**EXERCISE PROMPT**
Transcribe the records below in full; pictures stay out of the copy.

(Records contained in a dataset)
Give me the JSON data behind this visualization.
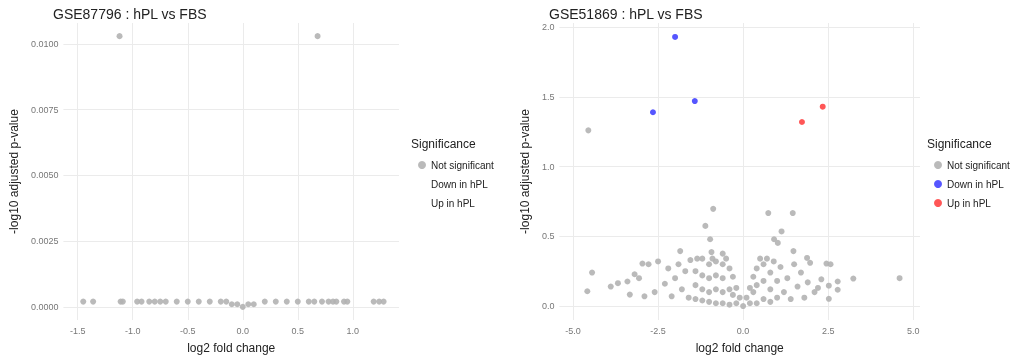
{
  "chart_data": [
    {
      "type": "scatter",
      "title": "GSE87796 : hPL vs FBS",
      "xlabel": "log2 fold change",
      "ylabel": "-log10 adjusted p-value",
      "legend_title": "Significance",
      "legend": "right",
      "grid": true,
      "marker": "circle",
      "xlim": [
        -1.63,
        1.42
      ],
      "ylim": [
        -0.0005,
        0.0108
      ],
      "xticks": [
        {
          "value": -1.5,
          "label": "-1.5"
        },
        {
          "value": -1,
          "label": "-1.0"
        },
        {
          "value": -0.5,
          "label": "-0.5"
        },
        {
          "value": 0,
          "label": "0.0"
        },
        {
          "value": 0.5,
          "label": "0.5"
        },
        {
          "value": 1,
          "label": "1.0"
        }
      ],
      "yticks": [
        {
          "value": 0,
          "label": "0.0000"
        },
        {
          "value": 0.0025,
          "label": "0.0025"
        },
        {
          "value": 0.005,
          "label": "0.0050"
        },
        {
          "value": 0.0075,
          "label": "0.0075"
        },
        {
          "value": 0.01,
          "label": "0.0100"
        }
      ],
      "series": [
        {
          "name": "Not significant",
          "color": "#b3b3b3",
          "x": [
            -1.12,
            0.68,
            -1.45,
            -1.36,
            -1.11,
            -1.09,
            -0.96,
            -0.92,
            -0.85,
            -0.8,
            -0.75,
            -0.7,
            -0.6,
            -0.5,
            -0.4,
            -0.3,
            -0.2,
            -0.15,
            -0.1,
            -0.05,
            0,
            0.05,
            0.1,
            0.2,
            0.3,
            0.4,
            0.5,
            0.6,
            0.65,
            0.72,
            0.78,
            0.82,
            0.85,
            0.92,
            0.95,
            1.19,
            1.24,
            1.28
          ],
          "values": [
            0.0103,
            0.0103,
            0.0002,
            0.0002,
            0.0002,
            0.0002,
            0.0002,
            0.0002,
            0.0002,
            0.0002,
            0.0002,
            0.0002,
            0.0002,
            0.0002,
            0.0002,
            0.0002,
            0.0002,
            0.0002,
            0.0001,
            0.0001,
            0,
            0.0001,
            0.0001,
            0.0002,
            0.0002,
            0.0002,
            0.0002,
            0.0002,
            0.0002,
            0.0002,
            0.0002,
            0.0002,
            0.0002,
            0.0002,
            0.0002,
            0.0002,
            0.0002,
            0.0002
          ]
        },
        {
          "name": "Down in hPL"
        },
        {
          "name": "Up in hPL"
        }
      ]
    },
    {
      "type": "scatter",
      "title": "GSE51869 : hPL vs FBS",
      "xlabel": "log2 fold change",
      "ylabel": "-log10 adjusted p-value",
      "legend_title": "Significance",
      "legend": "right",
      "grid": true,
      "marker": "circle",
      "xlim": [
        -5.4,
        5.2
      ],
      "ylim": [
        -0.1,
        2.03
      ],
      "xticks": [
        {
          "value": -5,
          "label": "-5.0"
        },
        {
          "value": -2.5,
          "label": "-2.5"
        },
        {
          "value": 0,
          "label": "0.0"
        },
        {
          "value": 2.5,
          "label": "2.5"
        },
        {
          "value": 5,
          "label": "5.0"
        }
      ],
      "yticks": [
        {
          "value": 0,
          "label": "0.0"
        },
        {
          "value": 0.5,
          "label": "0.5"
        },
        {
          "value": 1,
          "label": "1.0"
        },
        {
          "value": 1.5,
          "label": "1.5"
        },
        {
          "value": 2,
          "label": "2.0"
        }
      ],
      "series": [
        {
          "name": "Not significant",
          "color": "#b3b3b3",
          "x": [
            -4.55,
            -4.58,
            -4.44,
            -3.89,
            -3.68,
            -3.4,
            -3.33,
            -3.19,
            -3.06,
            -2.96,
            -2.78,
            -1.85,
            -1.11,
            -0.97,
            -0.93,
            -0.88,
            -0.6,
            0.74,
            0.91,
            1.02,
            1.13,
            1.46,
            1.48,
            1.88,
            1.97,
            2.3,
            2.45,
            2.57,
            2.52,
            2.52,
            2.78,
            2.78,
            3.24,
            4.6,
            -2.9,
            -2.6,
            -2.5,
            -2.3,
            -2.2,
            -2.1,
            -2.0,
            -1.9,
            -1.8,
            -1.7,
            -1.6,
            -1.55,
            -1.4,
            -1.4,
            -1.4,
            -1.35,
            -1.2,
            -1.2,
            -1.2,
            -1.2,
            -1.0,
            -1.0,
            -1.0,
            -1.0,
            -0.9,
            -0.8,
            -0.8,
            -0.8,
            -0.8,
            -0.6,
            -0.6,
            -0.6,
            -0.6,
            -0.5,
            -0.4,
            -0.4,
            -0.4,
            -0.3,
            -0.3,
            -0.2,
            -0.2,
            -0.1,
            0.0,
            0.1,
            0.2,
            0.2,
            0.3,
            0.3,
            0.4,
            0.4,
            0.4,
            0.5,
            0.6,
            0.6,
            0.6,
            0.7,
            0.8,
            0.8,
            0.8,
            0.9,
            1.0,
            1.0,
            1.1,
            1.2,
            1.3,
            1.4,
            1.5,
            1.6,
            1.7,
            1.8,
            1.9,
            2.1,
            2.2
          ],
          "values": [
            1.26,
            0.106,
            0.24,
            0.14,
            0.164,
            0.176,
            0.082,
            0.228,
            0.2,
            0.305,
            0.3,
            0.394,
            0.575,
            0.479,
            0.387,
            0.697,
            0.376,
            0.667,
            0.479,
            0.453,
            0.535,
            0.667,
            0.394,
            0.345,
            0.31,
            0.192,
            0.305,
            0.3,
            0.146,
            0.052,
            0.176,
            0.117,
            0.197,
            0.2,
            0.07,
            0.1,
            0.32,
            0.16,
            0.27,
            0.07,
            0.2,
            0.3,
            0.12,
            0.25,
            0.06,
            0.33,
            0.05,
            0.15,
            0.25,
            0.34,
            0.04,
            0.12,
            0.22,
            0.34,
            0.03,
            0.1,
            0.2,
            0.3,
            0.34,
            0.02,
            0.12,
            0.22,
            0.32,
            0.02,
            0.1,
            0.2,
            0.3,
            0.34,
            0.01,
            0.12,
            0.27,
            0.08,
            0.21,
            0.02,
            0.13,
            0.06,
            0.0,
            0.06,
            0.02,
            0.13,
            0.1,
            0.21,
            0.02,
            0.15,
            0.27,
            0.34,
            0.05,
            0.18,
            0.3,
            0.34,
            0.03,
            0.12,
            0.24,
            0.32,
            0.06,
            0.18,
            0.28,
            0.1,
            0.2,
            0.05,
            0.3,
            0.14,
            0.24,
            0.06,
            0.17,
            0.1,
            0.13
          ]
        },
        {
          "name": "Down in hPL",
          "color": "#4444ff",
          "x": [
            -2.0,
            -2.65,
            -1.42
          ],
          "values": [
            1.93,
            1.39,
            1.47
          ]
        },
        {
          "name": "Up in hPL",
          "color": "#ff4444",
          "x": [
            1.73,
            2.34
          ],
          "values": [
            1.32,
            1.43
          ]
        }
      ]
    }
  ]
}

**EXERCISE OUTPUT**
Give me the JSON data behind this visualization.
{
  "chart_data": [
    {
      "type": "scatter",
      "title": "GSE87796 : hPL vs FBS",
      "xlabel": "log2 fold change",
      "ylabel": "-log10 adjusted p-value",
      "legend_title": "Significance",
      "legend": "right",
      "grid": true,
      "marker": "circle",
      "xlim": [
        -1.63,
        1.42
      ],
      "ylim": [
        -0.0005,
        0.0108
      ],
      "xticks": [
        {
          "value": -1.5,
          "label": "-1.5"
        },
        {
          "value": -1,
          "label": "-1.0"
        },
        {
          "value": -0.5,
          "label": "-0.5"
        },
        {
          "value": 0,
          "label": "0.0"
        },
        {
          "value": 0.5,
          "label": "0.5"
        },
        {
          "value": 1,
          "label": "1.0"
        }
      ],
      "yticks": [
        {
          "value": 0,
          "label": "0.0000"
        },
        {
          "value": 0.0025,
          "label": "0.0025"
        },
        {
          "value": 0.005,
          "label": "0.0050"
        },
        {
          "value": 0.0075,
          "label": "0.0075"
        },
        {
          "value": 0.01,
          "label": "0.0100"
        }
      ],
      "series": [
        {
          "name": "Not significant",
          "color": "#b3b3b3",
          "x": [
            -1.12,
            0.68,
            -1.45,
            -1.36,
            -1.11,
            -1.09,
            -0.96,
            -0.92,
            -0.85,
            -0.8,
            -0.75,
            -0.7,
            -0.6,
            -0.5,
            -0.4,
            -0.3,
            -0.2,
            -0.15,
            -0.1,
            -0.05,
            0,
            0.05,
            0.1,
            0.2,
            0.3,
            0.4,
            0.5,
            0.6,
            0.65,
            0.72,
            0.78,
            0.82,
            0.85,
            0.92,
            0.95,
            1.19,
            1.24,
            1.28
          ],
          "values": [
            0.0103,
            0.0103,
            0.0002,
            0.0002,
            0.0002,
            0.0002,
            0.0002,
            0.0002,
            0.0002,
            0.0002,
            0.0002,
            0.0002,
            0.0002,
            0.0002,
            0.0002,
            0.0002,
            0.0002,
            0.0002,
            0.0001,
            0.0001,
            0,
            0.0001,
            0.0001,
            0.0002,
            0.0002,
            0.0002,
            0.0002,
            0.0002,
            0.0002,
            0.0002,
            0.0002,
            0.0002,
            0.0002,
            0.0002,
            0.0002,
            0.0002,
            0.0002,
            0.0002
          ]
        },
        {
          "name": "Down in hPL"
        },
        {
          "name": "Up in hPL"
        }
      ]
    },
    {
      "type": "scatter",
      "title": "GSE51869 : hPL vs FBS",
      "xlabel": "log2 fold change",
      "ylabel": "-log10 adjusted p-value",
      "legend_title": "Significance",
      "legend": "right",
      "grid": true,
      "marker": "circle",
      "xlim": [
        -5.4,
        5.2
      ],
      "ylim": [
        -0.1,
        2.03
      ],
      "xticks": [
        {
          "value": -5,
          "label": "-5.0"
        },
        {
          "value": -2.5,
          "label": "-2.5"
        },
        {
          "value": 0,
          "label": "0.0"
        },
        {
          "value": 2.5,
          "label": "2.5"
        },
        {
          "value": 5,
          "label": "5.0"
        }
      ],
      "yticks": [
        {
          "value": 0,
          "label": "0.0"
        },
        {
          "value": 0.5,
          "label": "0.5"
        },
        {
          "value": 1,
          "label": "1.0"
        },
        {
          "value": 1.5,
          "label": "1.5"
        },
        {
          "value": 2,
          "label": "2.0"
        }
      ],
      "series": [
        {
          "name": "Not significant",
          "color": "#b3b3b3",
          "x": [
            -4.55,
            -4.58,
            -4.44,
            -3.89,
            -3.68,
            -3.4,
            -3.33,
            -3.19,
            -3.06,
            -2.96,
            -2.78,
            -1.85,
            -1.11,
            -0.97,
            -0.93,
            -0.88,
            -0.6,
            0.74,
            0.91,
            1.02,
            1.13,
            1.46,
            1.48,
            1.88,
            1.97,
            2.3,
            2.45,
            2.57,
            2.52,
            2.52,
            2.78,
            2.78,
            3.24,
            4.6,
            -2.9,
            -2.6,
            -2.5,
            -2.3,
            -2.2,
            -2.1,
            -2.0,
            -1.9,
            -1.8,
            -1.7,
            -1.6,
            -1.55,
            -1.4,
            -1.4,
            -1.4,
            -1.35,
            -1.2,
            -1.2,
            -1.2,
            -1.2,
            -1.0,
            -1.0,
            -1.0,
            -1.0,
            -0.9,
            -0.8,
            -0.8,
            -0.8,
            -0.8,
            -0.6,
            -0.6,
            -0.6,
            -0.6,
            -0.5,
            -0.4,
            -0.4,
            -0.4,
            -0.3,
            -0.3,
            -0.2,
            -0.2,
            -0.1,
            0.0,
            0.1,
            0.2,
            0.2,
            0.3,
            0.3,
            0.4,
            0.4,
            0.4,
            0.5,
            0.6,
            0.6,
            0.6,
            0.7,
            0.8,
            0.8,
            0.8,
            0.9,
            1.0,
            1.0,
            1.1,
            1.2,
            1.3,
            1.4,
            1.5,
            1.6,
            1.7,
            1.8,
            1.9,
            2.1,
            2.2
          ],
          "values": [
            1.26,
            0.106,
            0.24,
            0.14,
            0.164,
            0.176,
            0.082,
            0.228,
            0.2,
            0.305,
            0.3,
            0.394,
            0.575,
            0.479,
            0.387,
            0.697,
            0.376,
            0.667,
            0.479,
            0.453,
            0.535,
            0.667,
            0.394,
            0.345,
            0.31,
            0.192,
            0.305,
            0.3,
            0.146,
            0.052,
            0.176,
            0.117,
            0.197,
            0.2,
            0.07,
            0.1,
            0.32,
            0.16,
            0.27,
            0.07,
            0.2,
            0.3,
            0.12,
            0.25,
            0.06,
            0.33,
            0.05,
            0.15,
            0.25,
            0.34,
            0.04,
            0.12,
            0.22,
            0.34,
            0.03,
            0.1,
            0.2,
            0.3,
            0.34,
            0.02,
            0.12,
            0.22,
            0.32,
            0.02,
            0.1,
            0.2,
            0.3,
            0.34,
            0.01,
            0.12,
            0.27,
            0.08,
            0.21,
            0.02,
            0.13,
            0.06,
            0.0,
            0.06,
            0.02,
            0.13,
            0.1,
            0.21,
            0.02,
            0.15,
            0.27,
            0.34,
            0.05,
            0.18,
            0.3,
            0.34,
            0.03,
            0.12,
            0.24,
            0.32,
            0.06,
            0.18,
            0.28,
            0.1,
            0.2,
            0.05,
            0.3,
            0.14,
            0.24,
            0.06,
            0.17,
            0.1,
            0.13
          ]
        },
        {
          "name": "Down in hPL",
          "color": "#4444ff",
          "x": [
            -2.0,
            -2.65,
            -1.42
          ],
          "values": [
            1.93,
            1.39,
            1.47
          ]
        },
        {
          "name": "Up in hPL",
          "color": "#ff4444",
          "x": [
            1.73,
            2.34
          ],
          "values": [
            1.32,
            1.43
          ]
        }
      ]
    }
  ]
}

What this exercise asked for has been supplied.